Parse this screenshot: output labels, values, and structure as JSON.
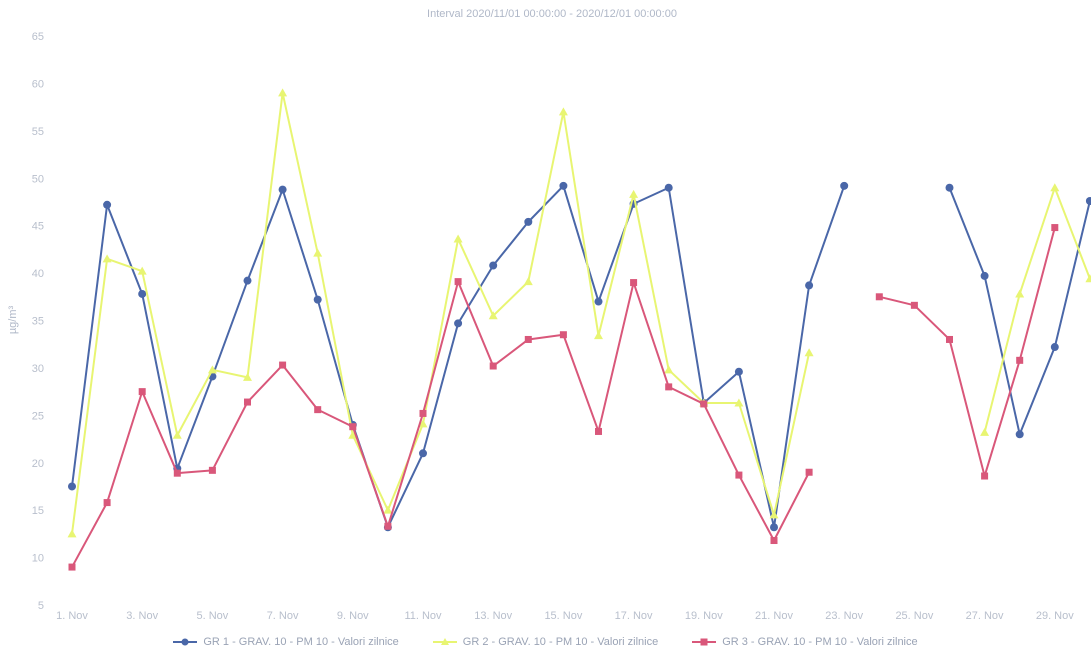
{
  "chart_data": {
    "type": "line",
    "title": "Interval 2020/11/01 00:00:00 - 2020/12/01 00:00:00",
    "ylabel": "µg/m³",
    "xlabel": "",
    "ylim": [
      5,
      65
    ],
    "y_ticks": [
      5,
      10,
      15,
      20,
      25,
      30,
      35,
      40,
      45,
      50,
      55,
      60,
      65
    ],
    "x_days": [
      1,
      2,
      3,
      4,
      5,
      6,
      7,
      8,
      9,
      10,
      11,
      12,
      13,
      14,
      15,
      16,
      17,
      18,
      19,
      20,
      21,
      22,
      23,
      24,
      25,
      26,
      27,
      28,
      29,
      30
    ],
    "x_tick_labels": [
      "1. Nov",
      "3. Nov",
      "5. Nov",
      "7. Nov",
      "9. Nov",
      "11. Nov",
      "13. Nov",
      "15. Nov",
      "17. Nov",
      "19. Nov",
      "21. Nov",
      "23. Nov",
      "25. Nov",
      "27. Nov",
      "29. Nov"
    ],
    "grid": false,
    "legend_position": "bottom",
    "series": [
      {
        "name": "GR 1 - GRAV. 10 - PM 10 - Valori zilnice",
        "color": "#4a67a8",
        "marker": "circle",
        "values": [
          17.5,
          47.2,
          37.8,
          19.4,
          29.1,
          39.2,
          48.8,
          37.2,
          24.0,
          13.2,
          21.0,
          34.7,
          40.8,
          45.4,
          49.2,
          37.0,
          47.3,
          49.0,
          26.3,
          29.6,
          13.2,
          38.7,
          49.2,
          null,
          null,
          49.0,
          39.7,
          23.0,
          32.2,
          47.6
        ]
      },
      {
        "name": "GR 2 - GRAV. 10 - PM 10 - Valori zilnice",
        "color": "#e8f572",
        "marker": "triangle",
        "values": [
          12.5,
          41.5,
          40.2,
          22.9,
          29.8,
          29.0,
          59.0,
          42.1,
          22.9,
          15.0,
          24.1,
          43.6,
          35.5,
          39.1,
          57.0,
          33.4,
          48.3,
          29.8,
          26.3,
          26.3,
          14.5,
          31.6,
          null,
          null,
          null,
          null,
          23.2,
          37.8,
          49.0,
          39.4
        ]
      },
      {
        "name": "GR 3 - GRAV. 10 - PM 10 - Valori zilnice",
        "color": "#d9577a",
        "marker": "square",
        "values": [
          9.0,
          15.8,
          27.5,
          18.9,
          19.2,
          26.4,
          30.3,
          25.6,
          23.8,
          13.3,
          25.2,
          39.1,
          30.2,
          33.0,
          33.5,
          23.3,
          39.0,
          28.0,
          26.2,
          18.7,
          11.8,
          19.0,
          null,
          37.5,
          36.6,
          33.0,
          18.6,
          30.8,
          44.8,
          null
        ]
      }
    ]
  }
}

┄┄┄┄┄┄┄┄┄┄

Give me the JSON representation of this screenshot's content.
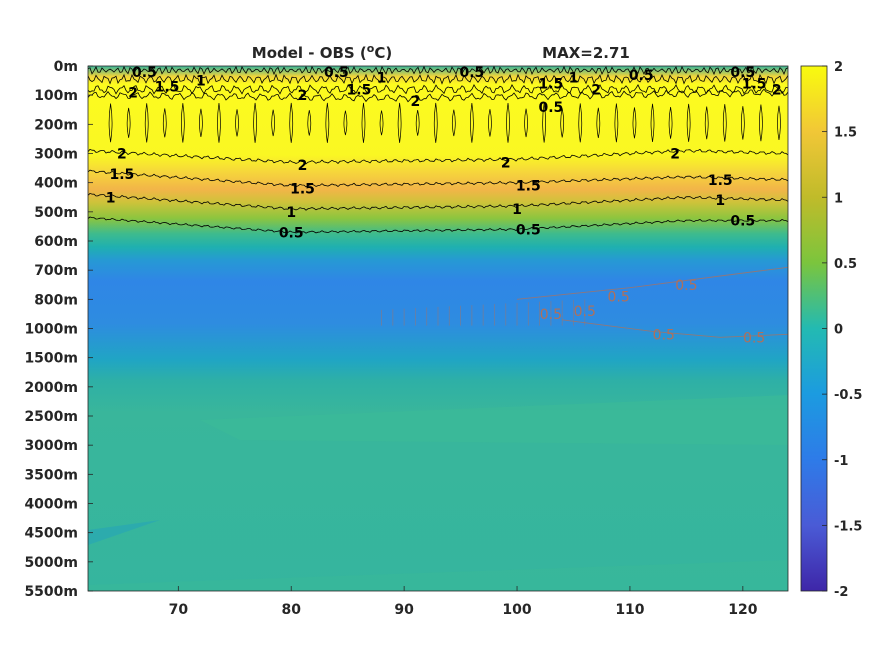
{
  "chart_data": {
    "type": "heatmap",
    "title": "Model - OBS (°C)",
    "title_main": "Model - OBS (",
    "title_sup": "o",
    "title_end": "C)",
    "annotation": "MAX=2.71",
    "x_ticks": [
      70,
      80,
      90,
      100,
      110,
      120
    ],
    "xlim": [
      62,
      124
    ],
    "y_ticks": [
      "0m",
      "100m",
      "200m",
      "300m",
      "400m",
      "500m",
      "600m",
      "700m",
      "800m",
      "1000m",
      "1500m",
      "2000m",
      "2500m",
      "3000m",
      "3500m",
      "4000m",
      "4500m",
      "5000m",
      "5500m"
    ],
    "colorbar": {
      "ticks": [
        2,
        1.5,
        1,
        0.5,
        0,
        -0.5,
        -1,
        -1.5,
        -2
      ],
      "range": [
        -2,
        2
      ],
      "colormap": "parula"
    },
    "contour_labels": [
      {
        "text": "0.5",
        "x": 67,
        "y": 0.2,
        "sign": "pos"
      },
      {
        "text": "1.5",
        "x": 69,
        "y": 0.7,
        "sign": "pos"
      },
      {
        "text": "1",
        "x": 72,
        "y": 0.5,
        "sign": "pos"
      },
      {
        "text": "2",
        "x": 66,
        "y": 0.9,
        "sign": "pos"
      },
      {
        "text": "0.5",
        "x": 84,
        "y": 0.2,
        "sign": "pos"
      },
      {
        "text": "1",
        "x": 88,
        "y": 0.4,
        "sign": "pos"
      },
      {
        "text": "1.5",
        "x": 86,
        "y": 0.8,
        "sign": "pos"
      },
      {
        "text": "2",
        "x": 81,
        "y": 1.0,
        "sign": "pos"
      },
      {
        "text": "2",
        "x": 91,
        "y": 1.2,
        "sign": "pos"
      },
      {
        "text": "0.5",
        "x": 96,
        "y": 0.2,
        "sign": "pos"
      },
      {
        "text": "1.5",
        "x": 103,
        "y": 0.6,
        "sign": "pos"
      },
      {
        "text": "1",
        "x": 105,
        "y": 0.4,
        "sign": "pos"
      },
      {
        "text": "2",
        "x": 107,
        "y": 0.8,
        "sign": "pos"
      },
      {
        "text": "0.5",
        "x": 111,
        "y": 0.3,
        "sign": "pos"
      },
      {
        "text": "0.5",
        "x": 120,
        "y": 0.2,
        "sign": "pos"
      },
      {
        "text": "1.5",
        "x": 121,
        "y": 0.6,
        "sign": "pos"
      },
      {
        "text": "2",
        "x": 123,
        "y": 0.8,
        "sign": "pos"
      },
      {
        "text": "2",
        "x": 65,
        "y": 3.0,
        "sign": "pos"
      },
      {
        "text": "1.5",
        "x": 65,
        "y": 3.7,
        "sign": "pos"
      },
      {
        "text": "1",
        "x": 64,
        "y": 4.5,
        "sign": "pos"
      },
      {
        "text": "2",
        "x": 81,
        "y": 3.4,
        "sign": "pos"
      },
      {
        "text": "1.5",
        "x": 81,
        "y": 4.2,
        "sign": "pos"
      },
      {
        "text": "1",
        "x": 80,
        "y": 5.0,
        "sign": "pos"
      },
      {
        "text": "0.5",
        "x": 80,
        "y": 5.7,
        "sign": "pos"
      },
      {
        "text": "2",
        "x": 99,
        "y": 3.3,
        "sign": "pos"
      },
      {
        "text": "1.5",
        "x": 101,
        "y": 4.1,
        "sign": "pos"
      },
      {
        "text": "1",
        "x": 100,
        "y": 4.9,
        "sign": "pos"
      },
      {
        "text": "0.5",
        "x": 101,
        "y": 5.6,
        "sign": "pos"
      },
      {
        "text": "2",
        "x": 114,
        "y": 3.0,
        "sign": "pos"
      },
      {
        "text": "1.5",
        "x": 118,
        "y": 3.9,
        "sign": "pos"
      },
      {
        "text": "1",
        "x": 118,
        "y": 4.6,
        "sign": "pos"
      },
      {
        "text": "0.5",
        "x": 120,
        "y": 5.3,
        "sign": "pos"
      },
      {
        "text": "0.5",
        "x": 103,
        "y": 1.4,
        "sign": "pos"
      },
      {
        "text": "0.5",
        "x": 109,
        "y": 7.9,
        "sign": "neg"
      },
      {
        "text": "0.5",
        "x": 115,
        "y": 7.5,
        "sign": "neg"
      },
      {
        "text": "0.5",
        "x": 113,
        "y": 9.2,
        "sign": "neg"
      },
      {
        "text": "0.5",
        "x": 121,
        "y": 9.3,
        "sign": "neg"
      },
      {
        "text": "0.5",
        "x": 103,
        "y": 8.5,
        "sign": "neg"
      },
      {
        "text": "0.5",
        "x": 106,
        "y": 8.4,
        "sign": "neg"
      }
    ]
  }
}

┄┄┄┄┄┄┄┄┄┄

- [WRITTEN INSTRUCTION]: Filter the records for lines holding the string "this". Copy each one.

- [COMPLETE OUTPUT]:
Parse this screenshot: output labels, values, and structure as JSON.
Give me the JSON representation of this screenshot's content.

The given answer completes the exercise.